▶ _Written task_: Images appear in the records below; leave them out and repeat everything else exactly.

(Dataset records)
»»

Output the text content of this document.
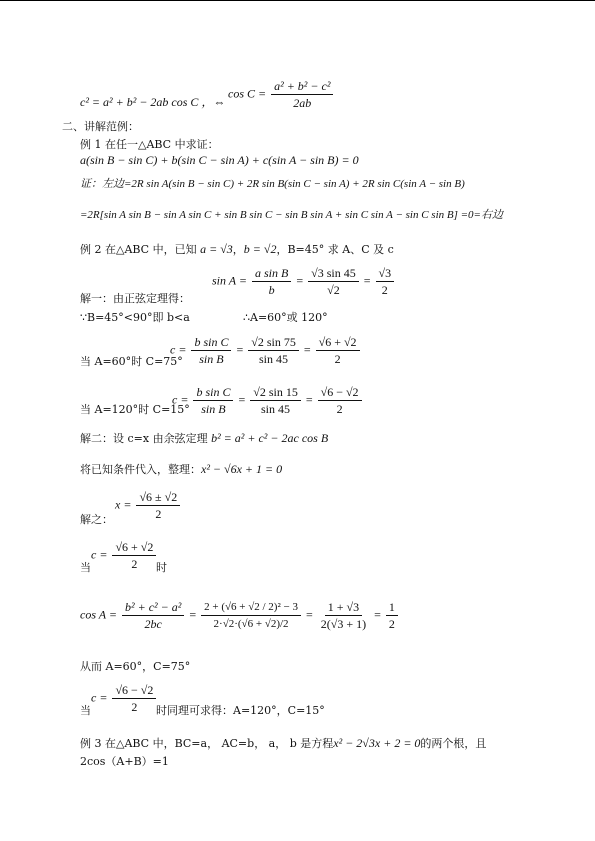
c² = a² + b² − 2ab cos C ，⇔
$\cos C = \frac{\text{a² + b² − c²}}{2ab}$
二、讲解范例：
例 1 在任一△ABC 中求证：
a(sin B − sin C) + b(sin C − sin A) + c(sin A − sin B) = 0
证：左边=2R sin A(sin B − sin C) + 2R sin B(sin C − sin A) + 2R sin C(sin A − sin B)
=2R[sin A sin B − sin A sin C + sin B sin C − sin B sin A + sin C sin A − sin C sin B] =0=右边
例 2 在△ABC 中，已知 a = √3，b = √2，B=45° 求 A、C 及 c
$\sin A = \frac{\text{a sin B}}{b} = \frac{√3 \sin 45}{√2} = \frac{√3}{2}$
解一：由正弦定理得：
∵B=45°<90°即 b<a	∴A=60°或 120°
$c = \frac{\text{b sin C}}{\text{sin B}} = \frac{√2 \sin 75}{\sin 45} = \frac{√6 + √2}{2}$
当 A=60°时 C=75°
$c = \frac{\text{b sin C}}{\text{sin B}} = \frac{√2 \sin 15}{\sin 45} = \frac{√6 - √2}{2}$
当 A=120°时 C=15°
解二：设 c=x 由余弦定理 b² = a² + c² − 2ac cos B
将已知条件代入，整理：x² − √6x + 1 = 0
$x = \frac{√6 \pm √2}{2}$
解之：
$c = \frac{√6 + √2}{2}$
当	时
$\cos A = \frac{\text{b² + c² − a²}}{2bc} = \frac{\text{2 + (√6 + √2 / 2)² − 3}}{2\cdot√2\cdot(√6 + √2)/2} = \frac{1 + √3}{2(√3 + 1)} = \frac{1}{2}$
从而 A=60°，C=75°
$c = \frac{√6 - √2}{2}$
当	时同理可求得：A=120°，C=15°
例 3 在△ABC 中，BC=a， AC=b， a， b 是方程x² − 2√3x + 2 = 0的两个根，且
2cos（A+B）=1
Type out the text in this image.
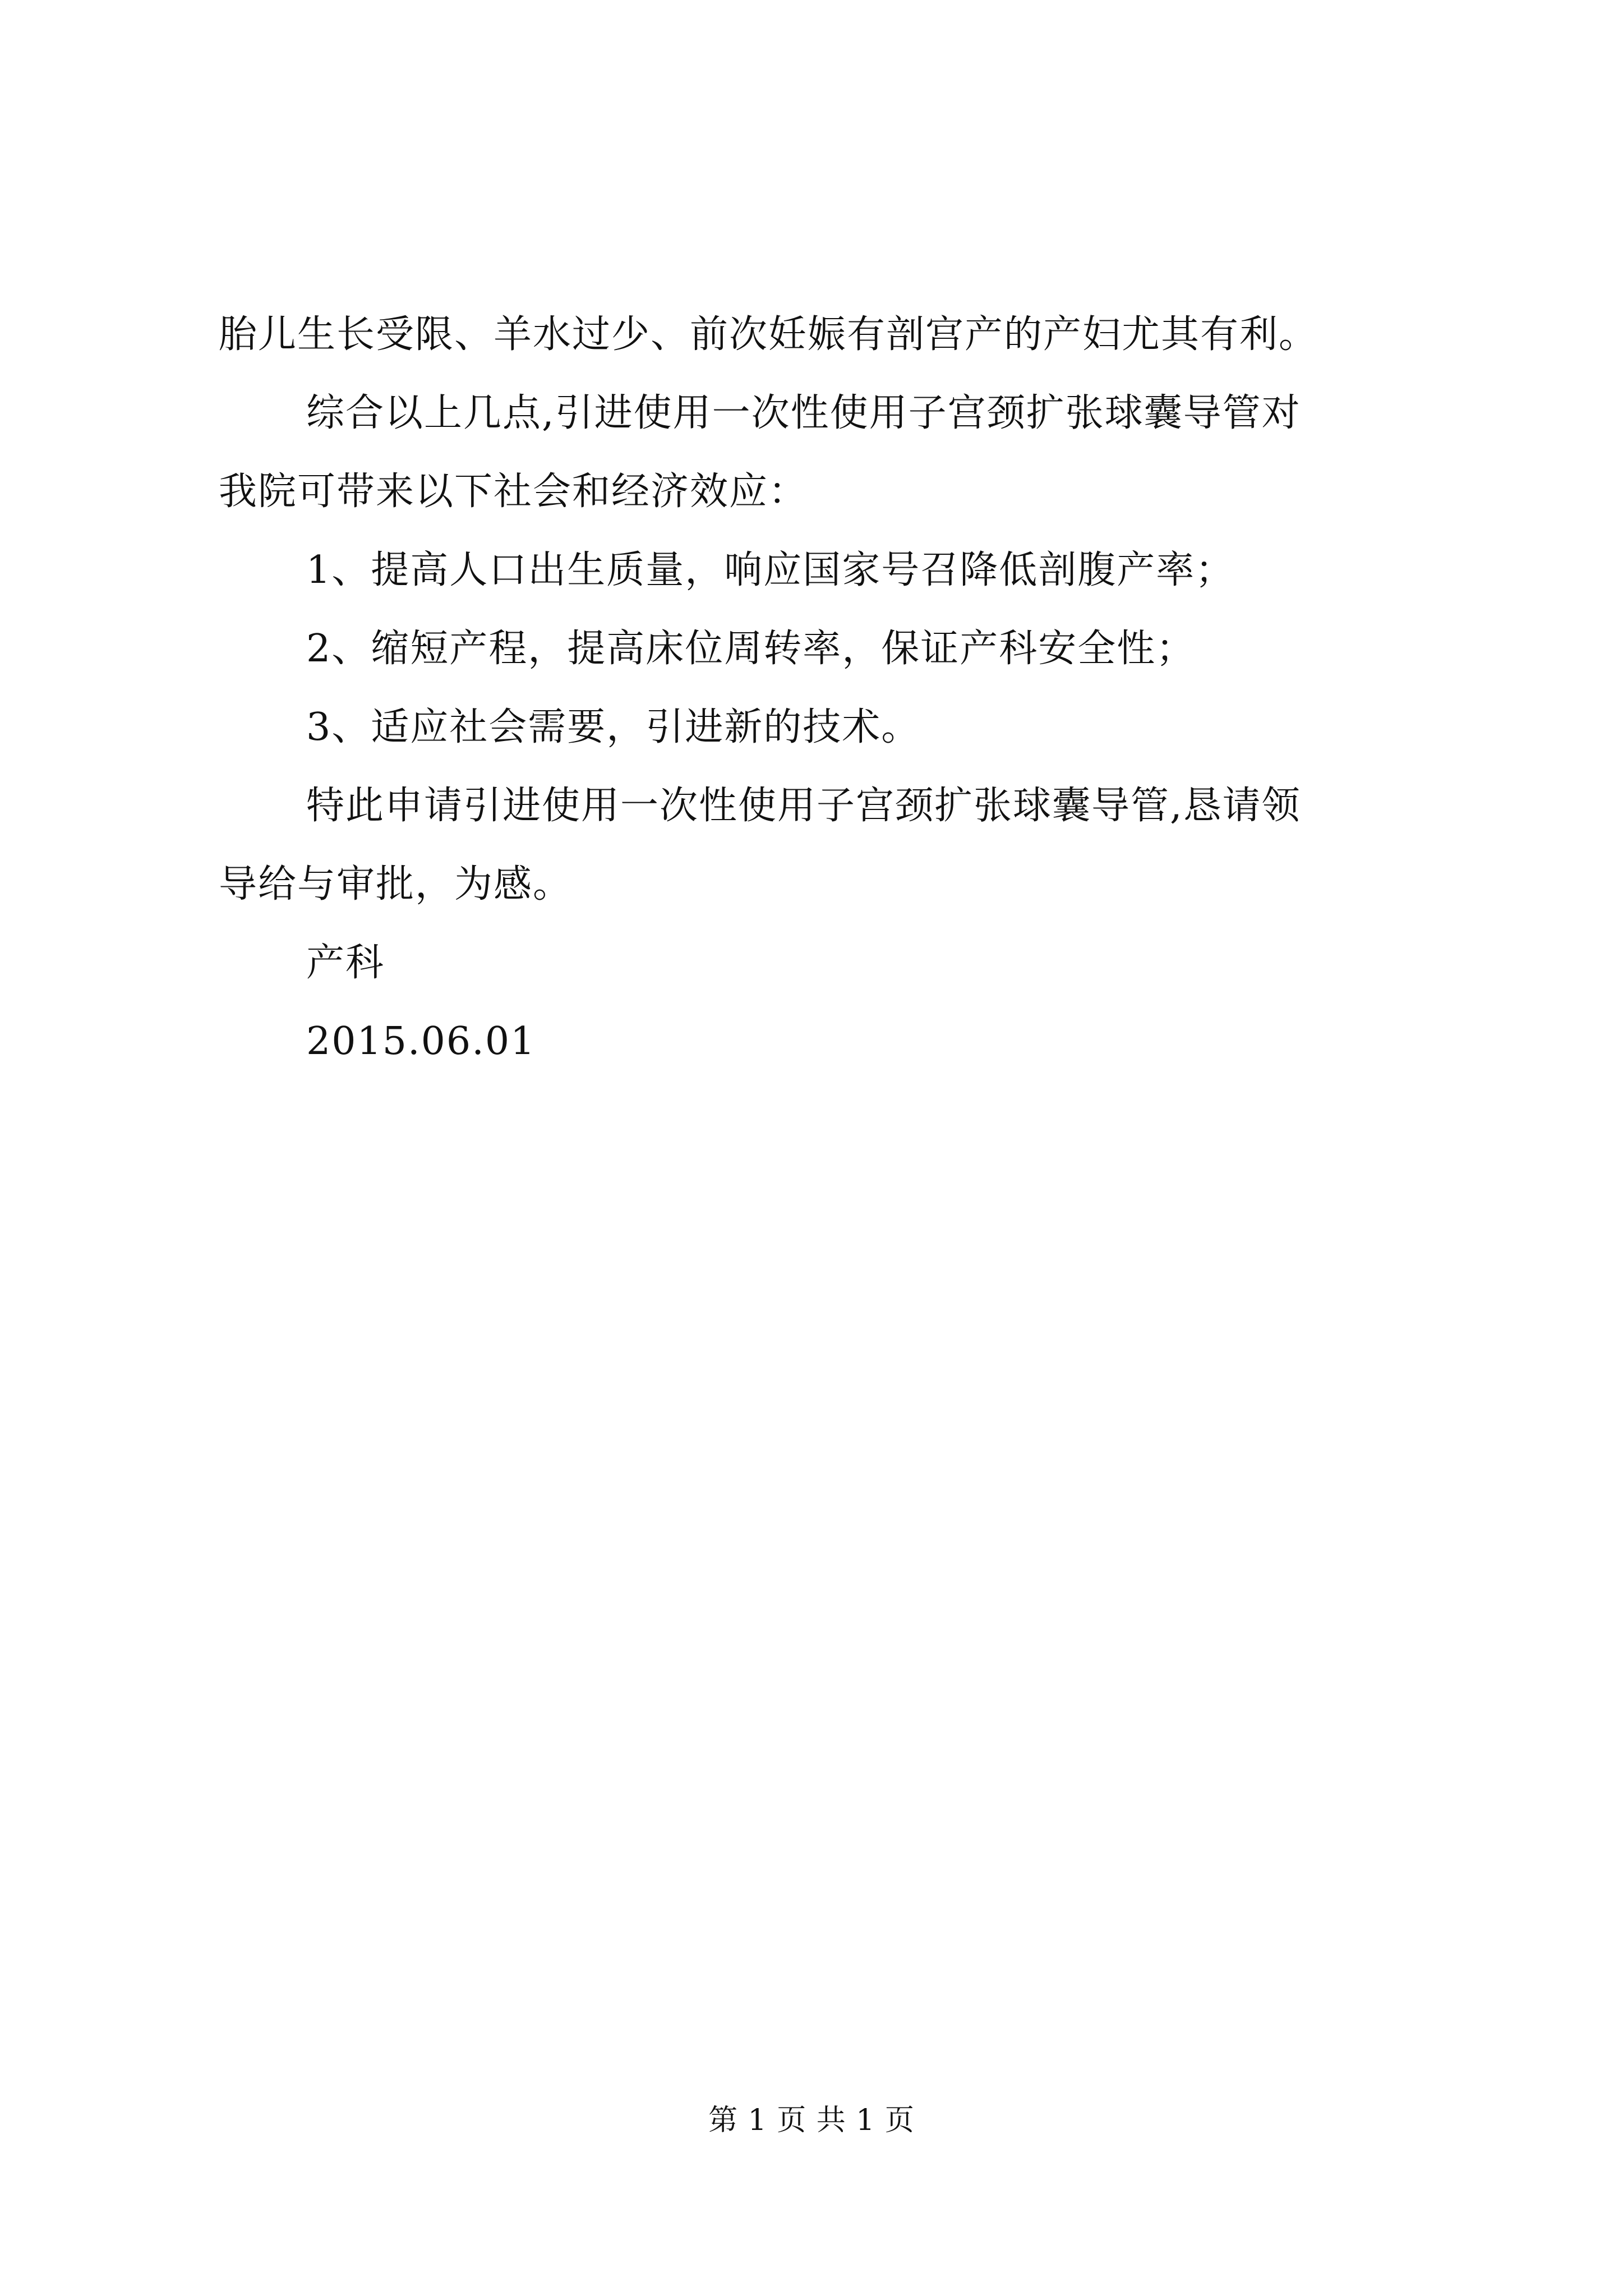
胎儿生长受限、羊水过少、前次妊娠有剖宫产的产妇尤其有利。
综合以上几点,引进使用一次性使用子宫颈扩张球囊导管对
我院可带来以下社会和经济效应：
1、提高人口出生质量，响应国家号召降低剖腹产率；
2、缩短产程，提高床位周转率，保证产科安全性；
3、适应社会需要，引进新的技术。
特此申请引进使用一次性使用子宫颈扩张球囊导管,恳请领
导给与审批，为感。
产科
2015.06.01
第 1 页 共 1 页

««

▶ _Correct result_:
Output the text content of this document.
c² = a² + b² − 2ab cos C ，⇔
$\cos C = \frac{\text{a² + b² − c²}}{2ab}$
二、讲解范例：
例 1 在任一△ABC 中求证：
a(sin B − sin C) + b(sin C − sin A) + c(sin A − sin B) = 0
证：左边=2R sin A(sin B − sin C) + 2R sin B(sin C − sin A) + 2R sin C(sin A − sin B)
=2R[sin A sin B − sin A sin C + sin B sin C − sin B sin A + sin C sin A − sin C sin B] =0=右边
例 2 在△ABC 中，已知 a = √3，b = √2，B=45° 求 A、C 及 c
$\sin A = \frac{\text{a sin B}}{b} = \frac{√3 \sin 45}{√2} = \frac{√3}{2}$
解一：由正弦定理得：
∵B=45°<90°即 b<a	∴A=60°或 120°
$c = \frac{\text{b sin C}}{\text{sin B}} = \frac{√2 \sin 75}{\sin 45} = \frac{√6 + √2}{2}$
当 A=60°时 C=75°
$c = \frac{\text{b sin C}}{\text{sin B}} = \frac{√2 \sin 15}{\sin 45} = \frac{√6 - √2}{2}$
当 A=120°时 C=15°
解二：设 c=x 由余弦定理 b² = a² + c² − 2ac cos B
将已知条件代入，整理：x² − √6x + 1 = 0
$x = \frac{√6 \pm √2}{2}$
解之：
$c = \frac{√6 + √2}{2}$
当	时
$\cos A = \frac{\text{b² + c² − a²}}{2bc} = \frac{\text{2 + (√6 + √2 / 2)² − 3}}{2\cdot√2\cdot(√6 + √2)/2} = \frac{1 + √3}{2(√3 + 1)} = \frac{1}{2}$
从而 A=60°，C=75°
$c = \frac{√6 - √2}{2}$
当	时同理可求得：A=120°，C=15°
例 3 在△ABC 中，BC=a， AC=b， a， b 是方程x² − 2√3x + 2 = 0的两个根，且
2cos（A+B）=1
Type out the text in this image.
胎儿生长受限、羊水过少、前次妊娠有剖宫产的产妇尤其有利。
综合以上几点,引进使用一次性使用子宫颈扩张球囊导管对
我院可带来以下社会和经济效应：
1、提高人口出生质量，响应国家号召降低剖腹产率；
2、缩短产程，提高床位周转率，保证产科安全性；
3、适应社会需要，引进新的技术。
特此申请引进使用一次性使用子宫颈扩张球囊导管,恳请领
导给与审批，为感。
产科
2015.06.01
第 1 页 共 1 页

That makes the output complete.